## What you should do:
Please say how many lines of the listing hold "السحب", with no other words in the answer.

## Data lines:
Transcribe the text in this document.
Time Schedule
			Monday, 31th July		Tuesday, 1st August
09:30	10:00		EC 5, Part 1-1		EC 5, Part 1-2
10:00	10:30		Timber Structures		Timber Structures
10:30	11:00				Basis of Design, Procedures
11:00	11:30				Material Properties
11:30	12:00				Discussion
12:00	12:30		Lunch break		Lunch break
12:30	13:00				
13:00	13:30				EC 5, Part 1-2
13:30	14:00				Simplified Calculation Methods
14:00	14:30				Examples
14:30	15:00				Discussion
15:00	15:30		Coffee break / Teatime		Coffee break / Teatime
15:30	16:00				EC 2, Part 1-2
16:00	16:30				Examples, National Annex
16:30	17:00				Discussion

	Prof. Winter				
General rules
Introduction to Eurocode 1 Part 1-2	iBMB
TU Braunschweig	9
...
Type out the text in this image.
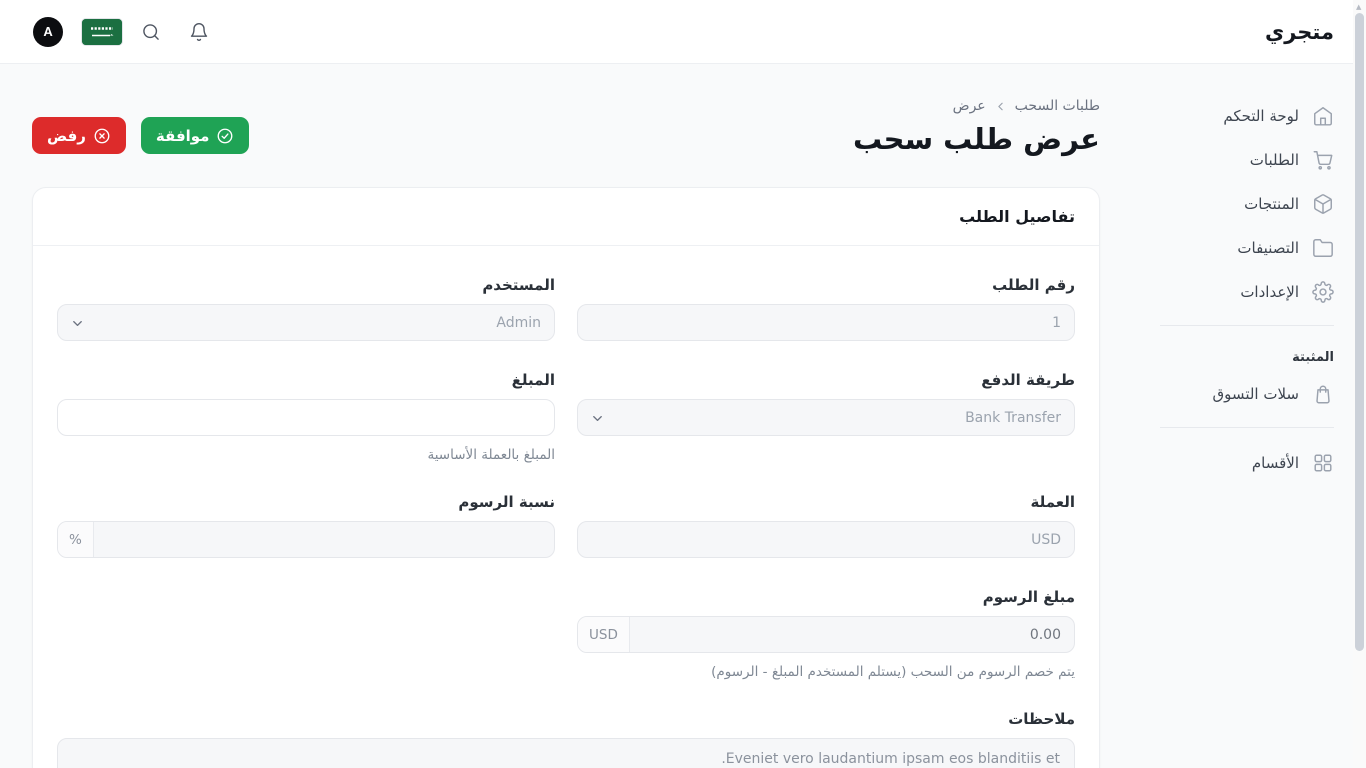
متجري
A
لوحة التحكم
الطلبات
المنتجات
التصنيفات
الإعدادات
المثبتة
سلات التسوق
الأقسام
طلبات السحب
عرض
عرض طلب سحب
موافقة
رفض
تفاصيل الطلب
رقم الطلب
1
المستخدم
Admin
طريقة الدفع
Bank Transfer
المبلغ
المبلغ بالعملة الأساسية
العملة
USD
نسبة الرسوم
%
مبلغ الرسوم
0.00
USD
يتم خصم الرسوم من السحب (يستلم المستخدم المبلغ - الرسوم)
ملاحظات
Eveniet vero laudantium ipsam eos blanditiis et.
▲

## Full answer:
2